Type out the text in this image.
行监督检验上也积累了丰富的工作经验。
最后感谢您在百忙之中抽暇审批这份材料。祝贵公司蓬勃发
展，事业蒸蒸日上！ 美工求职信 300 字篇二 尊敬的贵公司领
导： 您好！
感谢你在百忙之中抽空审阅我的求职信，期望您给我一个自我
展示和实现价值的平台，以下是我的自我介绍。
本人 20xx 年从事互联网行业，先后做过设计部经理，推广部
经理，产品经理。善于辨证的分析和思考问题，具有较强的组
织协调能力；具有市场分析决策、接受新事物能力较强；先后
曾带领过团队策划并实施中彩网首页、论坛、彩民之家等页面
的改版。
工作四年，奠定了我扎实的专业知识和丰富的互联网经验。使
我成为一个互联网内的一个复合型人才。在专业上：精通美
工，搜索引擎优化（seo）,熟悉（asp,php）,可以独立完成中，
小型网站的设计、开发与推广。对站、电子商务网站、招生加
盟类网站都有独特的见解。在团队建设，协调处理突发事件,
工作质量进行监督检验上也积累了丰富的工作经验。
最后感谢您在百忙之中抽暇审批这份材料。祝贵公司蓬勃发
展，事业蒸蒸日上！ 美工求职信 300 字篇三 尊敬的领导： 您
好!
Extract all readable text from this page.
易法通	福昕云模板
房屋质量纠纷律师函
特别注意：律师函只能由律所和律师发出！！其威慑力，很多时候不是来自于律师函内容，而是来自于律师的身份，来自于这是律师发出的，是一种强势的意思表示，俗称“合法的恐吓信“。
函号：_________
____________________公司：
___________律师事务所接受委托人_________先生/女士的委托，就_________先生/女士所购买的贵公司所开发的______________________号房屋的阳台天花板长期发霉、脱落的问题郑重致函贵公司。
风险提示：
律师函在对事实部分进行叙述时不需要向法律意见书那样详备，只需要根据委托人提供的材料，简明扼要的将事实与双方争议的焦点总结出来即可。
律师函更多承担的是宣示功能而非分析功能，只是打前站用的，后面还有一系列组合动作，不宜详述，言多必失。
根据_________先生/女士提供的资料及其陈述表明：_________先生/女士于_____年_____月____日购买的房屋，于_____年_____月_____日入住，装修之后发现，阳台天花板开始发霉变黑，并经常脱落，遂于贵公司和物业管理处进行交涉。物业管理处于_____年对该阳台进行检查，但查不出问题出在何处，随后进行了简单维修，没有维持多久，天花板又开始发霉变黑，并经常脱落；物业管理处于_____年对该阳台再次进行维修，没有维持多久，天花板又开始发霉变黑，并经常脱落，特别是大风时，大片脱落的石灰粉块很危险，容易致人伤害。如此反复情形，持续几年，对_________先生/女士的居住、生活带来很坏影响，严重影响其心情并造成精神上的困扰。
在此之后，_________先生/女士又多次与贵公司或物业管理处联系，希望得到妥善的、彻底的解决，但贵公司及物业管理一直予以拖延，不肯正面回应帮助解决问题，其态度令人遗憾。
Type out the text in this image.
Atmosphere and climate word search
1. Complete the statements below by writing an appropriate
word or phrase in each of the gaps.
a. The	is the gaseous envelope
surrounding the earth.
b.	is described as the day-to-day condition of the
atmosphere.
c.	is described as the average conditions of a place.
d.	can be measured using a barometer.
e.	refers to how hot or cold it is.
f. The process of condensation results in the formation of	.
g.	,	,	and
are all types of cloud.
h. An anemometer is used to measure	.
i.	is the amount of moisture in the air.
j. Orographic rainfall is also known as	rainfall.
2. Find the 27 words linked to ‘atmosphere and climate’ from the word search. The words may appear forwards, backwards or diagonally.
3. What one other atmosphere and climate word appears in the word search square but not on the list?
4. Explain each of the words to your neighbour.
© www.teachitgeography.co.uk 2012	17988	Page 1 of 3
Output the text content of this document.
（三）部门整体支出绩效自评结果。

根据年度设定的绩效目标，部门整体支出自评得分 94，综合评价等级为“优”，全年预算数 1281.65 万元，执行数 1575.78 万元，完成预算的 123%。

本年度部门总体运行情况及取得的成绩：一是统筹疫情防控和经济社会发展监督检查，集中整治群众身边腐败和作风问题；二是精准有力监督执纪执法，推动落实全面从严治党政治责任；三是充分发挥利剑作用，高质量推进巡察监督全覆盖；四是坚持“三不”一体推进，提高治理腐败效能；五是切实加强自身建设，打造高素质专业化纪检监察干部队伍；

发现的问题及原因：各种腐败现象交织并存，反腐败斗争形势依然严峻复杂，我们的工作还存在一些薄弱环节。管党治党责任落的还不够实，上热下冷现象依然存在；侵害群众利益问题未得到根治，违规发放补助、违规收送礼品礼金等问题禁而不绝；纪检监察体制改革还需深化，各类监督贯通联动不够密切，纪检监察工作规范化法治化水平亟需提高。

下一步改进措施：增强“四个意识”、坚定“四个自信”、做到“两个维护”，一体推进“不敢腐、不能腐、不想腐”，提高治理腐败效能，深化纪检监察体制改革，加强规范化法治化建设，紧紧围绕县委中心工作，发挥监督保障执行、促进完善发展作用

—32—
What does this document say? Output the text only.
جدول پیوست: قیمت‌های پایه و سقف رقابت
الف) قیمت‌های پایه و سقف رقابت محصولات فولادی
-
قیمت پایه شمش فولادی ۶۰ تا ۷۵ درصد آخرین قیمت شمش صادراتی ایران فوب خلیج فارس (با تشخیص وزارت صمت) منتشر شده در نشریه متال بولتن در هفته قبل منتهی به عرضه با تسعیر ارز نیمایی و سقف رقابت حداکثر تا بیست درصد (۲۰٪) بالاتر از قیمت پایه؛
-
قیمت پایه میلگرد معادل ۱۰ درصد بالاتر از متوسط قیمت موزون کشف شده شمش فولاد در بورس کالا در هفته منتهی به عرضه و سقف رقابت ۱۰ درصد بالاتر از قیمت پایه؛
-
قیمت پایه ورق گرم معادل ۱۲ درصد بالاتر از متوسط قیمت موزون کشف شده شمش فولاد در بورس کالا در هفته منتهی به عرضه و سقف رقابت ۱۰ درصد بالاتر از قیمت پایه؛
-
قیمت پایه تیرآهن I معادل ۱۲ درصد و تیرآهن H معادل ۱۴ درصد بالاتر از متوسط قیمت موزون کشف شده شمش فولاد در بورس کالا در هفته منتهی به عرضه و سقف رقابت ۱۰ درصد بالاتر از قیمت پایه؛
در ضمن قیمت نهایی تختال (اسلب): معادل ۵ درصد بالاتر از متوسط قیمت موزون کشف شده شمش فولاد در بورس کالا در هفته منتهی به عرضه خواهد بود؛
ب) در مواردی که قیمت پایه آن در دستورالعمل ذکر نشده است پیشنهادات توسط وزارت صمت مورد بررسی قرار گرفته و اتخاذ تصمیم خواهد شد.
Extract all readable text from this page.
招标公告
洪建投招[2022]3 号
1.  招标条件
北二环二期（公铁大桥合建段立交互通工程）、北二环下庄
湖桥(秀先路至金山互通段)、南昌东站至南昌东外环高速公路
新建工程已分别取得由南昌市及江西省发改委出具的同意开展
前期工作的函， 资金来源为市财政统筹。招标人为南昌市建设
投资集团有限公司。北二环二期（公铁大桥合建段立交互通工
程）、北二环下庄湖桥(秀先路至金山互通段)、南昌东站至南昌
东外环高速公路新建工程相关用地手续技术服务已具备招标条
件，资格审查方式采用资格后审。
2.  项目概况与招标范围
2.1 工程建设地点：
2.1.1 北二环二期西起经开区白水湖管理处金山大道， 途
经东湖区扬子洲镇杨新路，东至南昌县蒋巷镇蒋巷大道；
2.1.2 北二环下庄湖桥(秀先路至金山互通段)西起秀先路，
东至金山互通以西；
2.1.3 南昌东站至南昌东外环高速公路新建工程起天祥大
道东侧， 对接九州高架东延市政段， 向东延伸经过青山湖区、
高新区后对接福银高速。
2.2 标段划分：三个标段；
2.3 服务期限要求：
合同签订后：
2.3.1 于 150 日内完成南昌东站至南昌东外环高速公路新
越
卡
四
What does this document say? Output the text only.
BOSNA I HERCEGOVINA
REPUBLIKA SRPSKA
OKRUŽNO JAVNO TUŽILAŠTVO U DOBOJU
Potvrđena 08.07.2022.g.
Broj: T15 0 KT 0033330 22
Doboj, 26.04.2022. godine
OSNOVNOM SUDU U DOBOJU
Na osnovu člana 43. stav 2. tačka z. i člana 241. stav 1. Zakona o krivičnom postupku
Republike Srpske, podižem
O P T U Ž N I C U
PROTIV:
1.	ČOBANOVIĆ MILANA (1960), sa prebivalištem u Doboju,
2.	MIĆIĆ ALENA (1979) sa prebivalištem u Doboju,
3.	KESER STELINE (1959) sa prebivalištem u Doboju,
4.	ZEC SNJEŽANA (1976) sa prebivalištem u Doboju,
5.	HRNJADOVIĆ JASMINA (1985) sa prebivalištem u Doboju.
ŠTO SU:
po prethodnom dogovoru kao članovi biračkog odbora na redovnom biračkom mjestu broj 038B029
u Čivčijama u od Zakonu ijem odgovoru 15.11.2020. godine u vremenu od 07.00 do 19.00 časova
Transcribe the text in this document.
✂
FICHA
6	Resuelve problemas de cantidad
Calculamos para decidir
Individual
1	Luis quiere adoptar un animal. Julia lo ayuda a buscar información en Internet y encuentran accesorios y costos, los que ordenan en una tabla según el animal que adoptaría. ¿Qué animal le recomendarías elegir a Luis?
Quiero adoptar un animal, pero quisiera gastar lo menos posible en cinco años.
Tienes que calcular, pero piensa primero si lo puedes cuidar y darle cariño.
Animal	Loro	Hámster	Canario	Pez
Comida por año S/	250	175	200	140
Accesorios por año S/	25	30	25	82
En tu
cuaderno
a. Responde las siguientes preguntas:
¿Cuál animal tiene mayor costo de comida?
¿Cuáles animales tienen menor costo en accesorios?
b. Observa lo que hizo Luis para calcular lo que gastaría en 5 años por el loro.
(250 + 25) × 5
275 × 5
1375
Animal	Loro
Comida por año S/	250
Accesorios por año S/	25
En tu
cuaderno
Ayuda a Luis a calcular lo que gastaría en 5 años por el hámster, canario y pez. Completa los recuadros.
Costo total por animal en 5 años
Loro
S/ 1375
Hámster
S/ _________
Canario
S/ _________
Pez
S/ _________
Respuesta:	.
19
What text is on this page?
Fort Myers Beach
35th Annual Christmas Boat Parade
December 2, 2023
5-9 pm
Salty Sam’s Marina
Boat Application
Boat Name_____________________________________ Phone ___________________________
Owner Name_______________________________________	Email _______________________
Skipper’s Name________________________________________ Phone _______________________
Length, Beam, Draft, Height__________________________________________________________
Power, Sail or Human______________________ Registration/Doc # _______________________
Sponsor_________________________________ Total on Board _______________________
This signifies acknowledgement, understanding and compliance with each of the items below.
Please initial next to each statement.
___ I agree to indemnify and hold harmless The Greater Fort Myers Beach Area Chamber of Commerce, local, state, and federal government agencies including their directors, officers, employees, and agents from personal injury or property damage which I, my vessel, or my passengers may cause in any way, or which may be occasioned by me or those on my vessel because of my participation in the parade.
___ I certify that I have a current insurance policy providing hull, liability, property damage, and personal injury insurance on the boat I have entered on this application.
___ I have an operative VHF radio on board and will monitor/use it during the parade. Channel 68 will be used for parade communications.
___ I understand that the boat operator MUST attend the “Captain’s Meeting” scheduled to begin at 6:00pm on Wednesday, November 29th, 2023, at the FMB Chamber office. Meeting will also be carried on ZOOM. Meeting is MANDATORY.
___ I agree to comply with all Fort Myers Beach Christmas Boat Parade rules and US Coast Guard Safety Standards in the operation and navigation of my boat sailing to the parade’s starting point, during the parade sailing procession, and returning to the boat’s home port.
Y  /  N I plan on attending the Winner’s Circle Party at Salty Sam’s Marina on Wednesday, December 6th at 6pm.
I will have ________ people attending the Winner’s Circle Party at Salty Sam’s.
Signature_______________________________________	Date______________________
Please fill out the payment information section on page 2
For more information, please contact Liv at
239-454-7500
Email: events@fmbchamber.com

_Work to do_.
Show each line in the entries that holds the string "during".

_Response to this task_.
___ I have an operative VHF radio on board and will monitor/use it during the parade. Channel 68 will be used for parade communications.
___ I agree to comply with all Fort Myers Beach Christmas Boat Parade rules and US Coast Guard Safety Standards in the operation and navigation of my boat sailing to the parade’s starting point, during the parade sailing procession, and returning to the boat’s home port.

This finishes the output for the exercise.